** begin **

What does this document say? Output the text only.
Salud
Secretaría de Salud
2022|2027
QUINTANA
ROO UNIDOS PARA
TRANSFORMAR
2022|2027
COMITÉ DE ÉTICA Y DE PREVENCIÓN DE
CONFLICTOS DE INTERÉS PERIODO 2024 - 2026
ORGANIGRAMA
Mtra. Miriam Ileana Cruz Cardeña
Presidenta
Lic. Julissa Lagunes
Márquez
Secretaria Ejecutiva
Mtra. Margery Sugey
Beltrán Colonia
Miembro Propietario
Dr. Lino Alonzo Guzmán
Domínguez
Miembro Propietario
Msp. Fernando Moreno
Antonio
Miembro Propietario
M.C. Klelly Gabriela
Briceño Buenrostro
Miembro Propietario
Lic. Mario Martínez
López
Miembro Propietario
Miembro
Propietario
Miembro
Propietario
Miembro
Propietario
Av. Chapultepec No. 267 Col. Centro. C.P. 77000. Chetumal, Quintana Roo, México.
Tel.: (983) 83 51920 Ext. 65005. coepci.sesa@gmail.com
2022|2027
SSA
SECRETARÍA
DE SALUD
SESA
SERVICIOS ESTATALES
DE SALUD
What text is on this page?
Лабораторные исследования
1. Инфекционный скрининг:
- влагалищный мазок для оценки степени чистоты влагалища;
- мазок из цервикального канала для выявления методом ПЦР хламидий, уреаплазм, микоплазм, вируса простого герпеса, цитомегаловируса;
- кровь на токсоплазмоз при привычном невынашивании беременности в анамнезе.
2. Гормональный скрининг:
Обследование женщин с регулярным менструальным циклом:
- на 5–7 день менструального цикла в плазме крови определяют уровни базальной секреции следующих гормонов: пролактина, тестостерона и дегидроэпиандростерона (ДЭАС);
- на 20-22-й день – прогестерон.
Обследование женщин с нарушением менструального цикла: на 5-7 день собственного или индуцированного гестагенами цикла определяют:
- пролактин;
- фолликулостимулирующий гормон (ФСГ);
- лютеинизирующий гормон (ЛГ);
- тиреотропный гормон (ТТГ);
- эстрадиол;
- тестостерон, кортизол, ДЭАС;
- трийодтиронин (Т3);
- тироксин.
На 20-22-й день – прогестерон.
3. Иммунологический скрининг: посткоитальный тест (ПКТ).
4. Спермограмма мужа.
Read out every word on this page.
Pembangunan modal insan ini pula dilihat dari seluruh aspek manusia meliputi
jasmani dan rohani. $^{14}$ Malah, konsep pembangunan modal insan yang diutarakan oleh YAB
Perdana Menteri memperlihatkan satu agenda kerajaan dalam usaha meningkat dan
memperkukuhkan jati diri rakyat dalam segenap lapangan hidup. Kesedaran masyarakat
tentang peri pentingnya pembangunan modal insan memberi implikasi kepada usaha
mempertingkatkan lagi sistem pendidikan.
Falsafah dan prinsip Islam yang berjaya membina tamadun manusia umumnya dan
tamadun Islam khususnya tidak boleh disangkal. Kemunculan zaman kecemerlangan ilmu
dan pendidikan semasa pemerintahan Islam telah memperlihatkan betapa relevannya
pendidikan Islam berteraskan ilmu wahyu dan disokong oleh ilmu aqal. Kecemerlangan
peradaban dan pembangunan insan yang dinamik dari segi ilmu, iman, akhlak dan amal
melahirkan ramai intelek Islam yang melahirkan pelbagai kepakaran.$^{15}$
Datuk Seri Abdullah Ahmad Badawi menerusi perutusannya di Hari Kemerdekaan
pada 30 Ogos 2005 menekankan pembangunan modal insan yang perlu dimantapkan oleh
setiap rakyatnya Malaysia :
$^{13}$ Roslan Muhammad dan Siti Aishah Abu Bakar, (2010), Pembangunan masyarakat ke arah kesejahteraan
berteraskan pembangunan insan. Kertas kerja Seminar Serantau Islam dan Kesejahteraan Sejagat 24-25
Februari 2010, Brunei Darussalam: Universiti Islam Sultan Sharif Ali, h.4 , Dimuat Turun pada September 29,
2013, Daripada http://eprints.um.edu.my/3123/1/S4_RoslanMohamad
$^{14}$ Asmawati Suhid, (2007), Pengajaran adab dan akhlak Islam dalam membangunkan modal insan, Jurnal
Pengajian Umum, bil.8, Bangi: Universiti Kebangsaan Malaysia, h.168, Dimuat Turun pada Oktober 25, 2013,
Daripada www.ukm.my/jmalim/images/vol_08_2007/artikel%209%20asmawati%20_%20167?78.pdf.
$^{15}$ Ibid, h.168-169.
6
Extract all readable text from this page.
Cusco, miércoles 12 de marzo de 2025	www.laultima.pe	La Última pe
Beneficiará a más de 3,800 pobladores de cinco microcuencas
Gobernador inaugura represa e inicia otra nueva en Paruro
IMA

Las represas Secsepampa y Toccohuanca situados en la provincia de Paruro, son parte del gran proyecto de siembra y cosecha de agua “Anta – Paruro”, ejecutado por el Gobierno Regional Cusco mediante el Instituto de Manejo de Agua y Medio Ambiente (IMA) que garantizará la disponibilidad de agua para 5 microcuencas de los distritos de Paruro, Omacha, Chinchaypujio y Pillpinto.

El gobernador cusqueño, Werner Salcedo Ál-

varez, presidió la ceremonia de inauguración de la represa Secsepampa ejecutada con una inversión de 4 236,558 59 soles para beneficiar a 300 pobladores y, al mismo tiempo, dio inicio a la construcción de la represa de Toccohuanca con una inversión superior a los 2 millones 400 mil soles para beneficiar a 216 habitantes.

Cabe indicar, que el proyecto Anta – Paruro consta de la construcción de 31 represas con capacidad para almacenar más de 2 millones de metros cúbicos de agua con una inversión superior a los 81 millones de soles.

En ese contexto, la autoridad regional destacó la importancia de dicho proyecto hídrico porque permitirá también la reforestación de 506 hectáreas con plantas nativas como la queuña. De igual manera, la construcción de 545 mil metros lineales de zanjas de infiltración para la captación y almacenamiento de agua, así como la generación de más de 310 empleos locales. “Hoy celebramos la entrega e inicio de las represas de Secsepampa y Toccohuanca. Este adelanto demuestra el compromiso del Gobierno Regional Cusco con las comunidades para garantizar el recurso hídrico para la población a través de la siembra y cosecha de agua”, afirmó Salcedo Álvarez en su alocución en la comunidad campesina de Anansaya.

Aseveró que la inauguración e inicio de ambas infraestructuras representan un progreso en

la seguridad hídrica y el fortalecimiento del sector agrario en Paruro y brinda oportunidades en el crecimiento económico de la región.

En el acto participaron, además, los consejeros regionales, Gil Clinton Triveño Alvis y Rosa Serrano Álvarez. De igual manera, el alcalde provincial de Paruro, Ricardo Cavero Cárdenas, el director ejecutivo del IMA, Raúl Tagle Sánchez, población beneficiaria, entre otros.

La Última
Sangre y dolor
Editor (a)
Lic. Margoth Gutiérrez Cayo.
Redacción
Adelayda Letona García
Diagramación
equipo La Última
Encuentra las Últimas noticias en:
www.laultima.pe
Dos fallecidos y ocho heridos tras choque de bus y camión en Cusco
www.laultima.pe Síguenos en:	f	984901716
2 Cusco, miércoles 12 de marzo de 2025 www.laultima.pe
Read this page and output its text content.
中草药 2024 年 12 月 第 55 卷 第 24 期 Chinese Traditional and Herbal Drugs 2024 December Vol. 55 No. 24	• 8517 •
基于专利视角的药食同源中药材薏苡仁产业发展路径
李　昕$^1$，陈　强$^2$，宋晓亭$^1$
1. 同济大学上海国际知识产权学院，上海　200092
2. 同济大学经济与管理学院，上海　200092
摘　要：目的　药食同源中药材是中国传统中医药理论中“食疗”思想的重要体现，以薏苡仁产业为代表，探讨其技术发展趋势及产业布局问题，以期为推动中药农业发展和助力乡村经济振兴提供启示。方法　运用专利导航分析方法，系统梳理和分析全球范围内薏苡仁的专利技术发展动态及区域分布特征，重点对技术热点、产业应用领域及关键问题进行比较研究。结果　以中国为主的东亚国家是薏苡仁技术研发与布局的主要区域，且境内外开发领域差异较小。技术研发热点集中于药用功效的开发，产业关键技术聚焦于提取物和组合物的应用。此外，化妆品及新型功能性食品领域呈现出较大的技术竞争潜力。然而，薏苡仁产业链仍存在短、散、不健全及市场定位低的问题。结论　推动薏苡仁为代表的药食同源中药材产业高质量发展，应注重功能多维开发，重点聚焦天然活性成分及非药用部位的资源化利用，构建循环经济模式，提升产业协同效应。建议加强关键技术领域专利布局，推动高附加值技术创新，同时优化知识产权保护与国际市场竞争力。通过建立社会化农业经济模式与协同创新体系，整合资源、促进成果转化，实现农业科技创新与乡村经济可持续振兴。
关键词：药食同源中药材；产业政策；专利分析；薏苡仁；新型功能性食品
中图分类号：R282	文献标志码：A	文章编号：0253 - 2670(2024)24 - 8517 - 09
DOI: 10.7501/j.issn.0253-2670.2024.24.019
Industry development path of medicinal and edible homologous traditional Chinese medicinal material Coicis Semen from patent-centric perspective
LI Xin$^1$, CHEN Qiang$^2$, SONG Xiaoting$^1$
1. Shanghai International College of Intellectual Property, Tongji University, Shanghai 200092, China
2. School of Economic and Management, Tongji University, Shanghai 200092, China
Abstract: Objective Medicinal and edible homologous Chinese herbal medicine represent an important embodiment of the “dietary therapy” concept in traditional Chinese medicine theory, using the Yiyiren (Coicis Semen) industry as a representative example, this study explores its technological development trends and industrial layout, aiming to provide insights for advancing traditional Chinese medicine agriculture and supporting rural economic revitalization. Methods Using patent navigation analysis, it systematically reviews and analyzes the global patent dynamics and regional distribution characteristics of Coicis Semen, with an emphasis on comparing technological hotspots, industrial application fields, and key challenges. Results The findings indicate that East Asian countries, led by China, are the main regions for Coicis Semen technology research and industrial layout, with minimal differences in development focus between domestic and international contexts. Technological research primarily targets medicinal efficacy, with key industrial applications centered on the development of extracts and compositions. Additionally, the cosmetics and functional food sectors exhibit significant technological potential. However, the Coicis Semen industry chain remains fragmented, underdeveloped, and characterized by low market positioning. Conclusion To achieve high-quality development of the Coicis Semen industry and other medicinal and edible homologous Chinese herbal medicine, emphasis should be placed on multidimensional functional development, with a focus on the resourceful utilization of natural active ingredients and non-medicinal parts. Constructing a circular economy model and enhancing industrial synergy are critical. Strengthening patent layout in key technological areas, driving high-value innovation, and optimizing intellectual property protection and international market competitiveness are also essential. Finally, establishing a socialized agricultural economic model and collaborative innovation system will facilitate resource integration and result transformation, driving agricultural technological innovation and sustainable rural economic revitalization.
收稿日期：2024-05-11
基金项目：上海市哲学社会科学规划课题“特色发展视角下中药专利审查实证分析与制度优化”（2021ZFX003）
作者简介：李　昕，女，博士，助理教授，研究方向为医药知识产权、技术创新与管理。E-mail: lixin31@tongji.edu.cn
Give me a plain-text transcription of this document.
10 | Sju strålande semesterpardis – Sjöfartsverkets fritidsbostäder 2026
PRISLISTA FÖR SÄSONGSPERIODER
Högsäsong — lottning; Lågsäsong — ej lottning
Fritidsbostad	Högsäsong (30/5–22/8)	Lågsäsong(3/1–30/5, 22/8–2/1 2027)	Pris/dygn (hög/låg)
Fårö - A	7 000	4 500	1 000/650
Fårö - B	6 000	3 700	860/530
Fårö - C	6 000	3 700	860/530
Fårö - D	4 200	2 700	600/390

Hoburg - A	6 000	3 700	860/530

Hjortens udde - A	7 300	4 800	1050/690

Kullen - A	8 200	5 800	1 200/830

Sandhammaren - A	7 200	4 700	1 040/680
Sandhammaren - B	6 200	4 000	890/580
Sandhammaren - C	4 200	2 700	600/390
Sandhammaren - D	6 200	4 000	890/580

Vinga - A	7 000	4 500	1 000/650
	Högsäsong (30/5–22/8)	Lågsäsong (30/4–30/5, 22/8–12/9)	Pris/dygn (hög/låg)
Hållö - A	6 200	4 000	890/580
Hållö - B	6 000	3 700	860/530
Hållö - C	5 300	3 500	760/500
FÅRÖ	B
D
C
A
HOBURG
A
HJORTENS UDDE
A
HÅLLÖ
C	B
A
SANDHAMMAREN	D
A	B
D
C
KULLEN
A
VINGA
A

** end **

### Goal
Go through the preceding material and copy each line that has the word "Högsäsong".

### Output below
Högsäsong — lottning; Lågsäsong — ej lottning
Fritidsbostad	Högsäsong (30/5–22/8)	Lågsäsong(3/1–30/5, 22/8–2/1 2027)	Pris/dygn (hög/låg)
	Högsäsong (30/5–22/8)	Lågsäsong (30/4–30/5, 22/8–12/9)	Pris/dygn (hög/låg)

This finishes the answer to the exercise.